(Dataset records)

* BEGIN *

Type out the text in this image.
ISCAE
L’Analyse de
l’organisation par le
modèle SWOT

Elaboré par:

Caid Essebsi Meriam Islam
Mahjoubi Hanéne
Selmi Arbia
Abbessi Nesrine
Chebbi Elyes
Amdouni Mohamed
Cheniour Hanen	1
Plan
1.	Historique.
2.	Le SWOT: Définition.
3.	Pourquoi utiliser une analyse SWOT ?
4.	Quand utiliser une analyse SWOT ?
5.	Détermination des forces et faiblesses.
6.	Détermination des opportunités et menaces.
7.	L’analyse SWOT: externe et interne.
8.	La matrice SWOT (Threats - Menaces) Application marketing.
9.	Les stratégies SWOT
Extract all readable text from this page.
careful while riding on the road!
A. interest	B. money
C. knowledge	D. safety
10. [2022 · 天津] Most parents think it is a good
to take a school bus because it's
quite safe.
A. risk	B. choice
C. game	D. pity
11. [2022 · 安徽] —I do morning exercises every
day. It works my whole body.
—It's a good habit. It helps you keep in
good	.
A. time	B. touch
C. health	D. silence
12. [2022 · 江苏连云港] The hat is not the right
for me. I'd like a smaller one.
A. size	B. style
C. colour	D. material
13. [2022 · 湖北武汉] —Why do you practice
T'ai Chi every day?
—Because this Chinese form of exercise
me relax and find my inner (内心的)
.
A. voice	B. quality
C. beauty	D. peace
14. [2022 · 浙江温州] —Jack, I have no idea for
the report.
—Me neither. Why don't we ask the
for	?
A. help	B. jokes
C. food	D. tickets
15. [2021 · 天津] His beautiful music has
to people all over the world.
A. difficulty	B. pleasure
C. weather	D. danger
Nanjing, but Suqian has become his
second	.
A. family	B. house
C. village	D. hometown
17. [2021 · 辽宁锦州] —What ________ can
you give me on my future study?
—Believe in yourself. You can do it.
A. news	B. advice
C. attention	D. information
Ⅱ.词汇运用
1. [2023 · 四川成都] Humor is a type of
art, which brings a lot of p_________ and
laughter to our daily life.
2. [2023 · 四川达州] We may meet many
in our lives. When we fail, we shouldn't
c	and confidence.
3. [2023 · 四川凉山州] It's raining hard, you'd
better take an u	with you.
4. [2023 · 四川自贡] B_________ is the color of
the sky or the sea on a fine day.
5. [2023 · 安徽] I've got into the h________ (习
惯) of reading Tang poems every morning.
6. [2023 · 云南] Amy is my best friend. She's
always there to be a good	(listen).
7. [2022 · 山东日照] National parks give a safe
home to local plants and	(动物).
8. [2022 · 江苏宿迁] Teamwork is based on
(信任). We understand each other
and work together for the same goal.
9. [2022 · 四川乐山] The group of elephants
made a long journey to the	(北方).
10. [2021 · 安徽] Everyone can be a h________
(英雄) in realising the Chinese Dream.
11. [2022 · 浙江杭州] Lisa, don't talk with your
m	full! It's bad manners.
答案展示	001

* END *

◆ Written task
Take the entries above and copy them out exactly.

◆ Answer to this task
Type out the text in this image.
ISCAE
L’Analyse de
l’organisation par le
modèle SWOT

Elaboré par:

Caid Essebsi Meriam Islam
Mahjoubi Hanéne
Selmi Arbia
Abbessi Nesrine
Chebbi Elyes
Amdouni Mohamed
Cheniour Hanen	1
Plan
1.	Historique.
2.	Le SWOT: Définition.
3.	Pourquoi utiliser une analyse SWOT ?
4.	Quand utiliser une analyse SWOT ?
5.	Détermination des forces et faiblesses.
6.	Détermination des opportunités et menaces.
7.	L’analyse SWOT: externe et interne.
8.	La matrice SWOT (Threats - Menaces) Application marketing.
9.	Les stratégies SWOT
Extract all readable text from this page.
careful while riding on the road!
A. interest	B. money
C. knowledge	D. safety
10. [2022 · 天津] Most parents think it is a good
to take a school bus because it's
quite safe.
A. risk	B. choice
C. game	D. pity
11. [2022 · 安徽] —I do morning exercises every
day. It works my whole body.
—It's a good habit. It helps you keep in
good	.
A. time	B. touch
C. health	D. silence
12. [2022 · 江苏连云港] The hat is not the right
for me. I'd like a smaller one.
A. size	B. style
C. colour	D. material
13. [2022 · 湖北武汉] —Why do you practice
T'ai Chi every day?
—Because this Chinese form of exercise
me relax and find my inner (内心的)
.
A. voice	B. quality
C. beauty	D. peace
14. [2022 · 浙江温州] —Jack, I have no idea for
the report.
—Me neither. Why don't we ask the
for	?
A. help	B. jokes
C. food	D. tickets
15. [2021 · 天津] His beautiful music has
to people all over the world.
A. difficulty	B. pleasure
C. weather	D. danger
Nanjing, but Suqian has become his
second	.
A. family	B. house
C. village	D. hometown
17. [2021 · 辽宁锦州] —What ________ can
you give me on my future study?
—Believe in yourself. You can do it.
A. news	B. advice
C. attention	D. information
Ⅱ.词汇运用
1. [2023 · 四川成都] Humor is a type of
art, which brings a lot of p_________ and
laughter to our daily life.
2. [2023 · 四川达州] We may meet many
in our lives. When we fail, we shouldn't
c	and confidence.
3. [2023 · 四川凉山州] It's raining hard, you'd
better take an u	with you.
4. [2023 · 四川自贡] B_________ is the color of
the sky or the sea on a fine day.
5. [2023 · 安徽] I've got into the h________ (习
惯) of reading Tang poems every morning.
6. [2023 · 云南] Amy is my best friend. She's
always there to be a good	(listen).
7. [2022 · 山东日照] National parks give a safe
home to local plants and	(动物).
8. [2022 · 江苏宿迁] Teamwork is based on
(信任). We understand each other
and work together for the same goal.
9. [2022 · 四川乐山] The group of elephants
made a long journey to the	(北方).
10. [2021 · 安徽] Everyone can be a h________
(英雄) in realising the Chinese Dream.
11. [2022 · 浙江杭州] Lisa, don't talk with your
m	full! It's bad manners.
答案展示	001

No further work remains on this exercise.